> **THE PROBLEM**
Track down the lines that contain "legend" and copy them.

===== RECORDS SHOWN

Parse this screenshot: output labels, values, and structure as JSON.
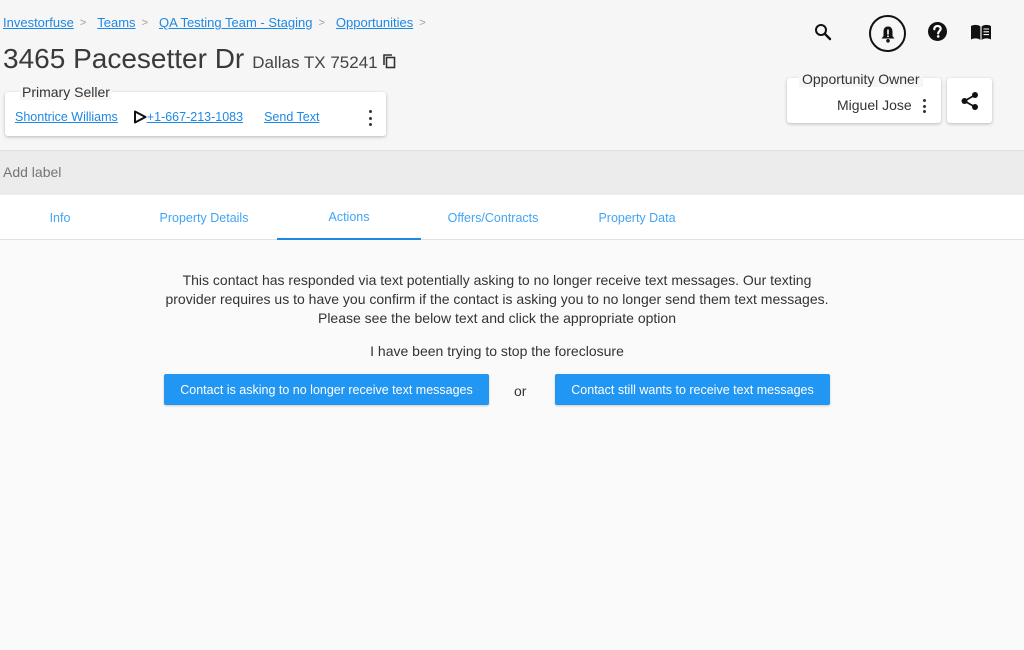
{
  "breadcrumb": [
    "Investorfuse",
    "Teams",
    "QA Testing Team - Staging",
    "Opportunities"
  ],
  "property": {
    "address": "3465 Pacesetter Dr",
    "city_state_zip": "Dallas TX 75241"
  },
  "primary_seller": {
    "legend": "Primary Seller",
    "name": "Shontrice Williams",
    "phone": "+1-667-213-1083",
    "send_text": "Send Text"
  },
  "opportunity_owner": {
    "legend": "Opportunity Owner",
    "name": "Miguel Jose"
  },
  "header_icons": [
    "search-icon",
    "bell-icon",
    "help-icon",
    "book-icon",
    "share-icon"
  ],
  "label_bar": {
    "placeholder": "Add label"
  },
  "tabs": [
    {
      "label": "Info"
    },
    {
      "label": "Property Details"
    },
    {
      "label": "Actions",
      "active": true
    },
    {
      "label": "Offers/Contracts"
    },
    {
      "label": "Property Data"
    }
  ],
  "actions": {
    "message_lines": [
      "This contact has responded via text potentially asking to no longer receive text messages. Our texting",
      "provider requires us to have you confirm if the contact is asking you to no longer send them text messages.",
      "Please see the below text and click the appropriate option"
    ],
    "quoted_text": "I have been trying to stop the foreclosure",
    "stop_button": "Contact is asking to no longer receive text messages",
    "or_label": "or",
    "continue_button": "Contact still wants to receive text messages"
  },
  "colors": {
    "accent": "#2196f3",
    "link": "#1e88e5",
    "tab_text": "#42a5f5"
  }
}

==========

> **FINISHED EXERCISE**
    "legend": "Primary Seller",
    "legend": "Opportunity Owner",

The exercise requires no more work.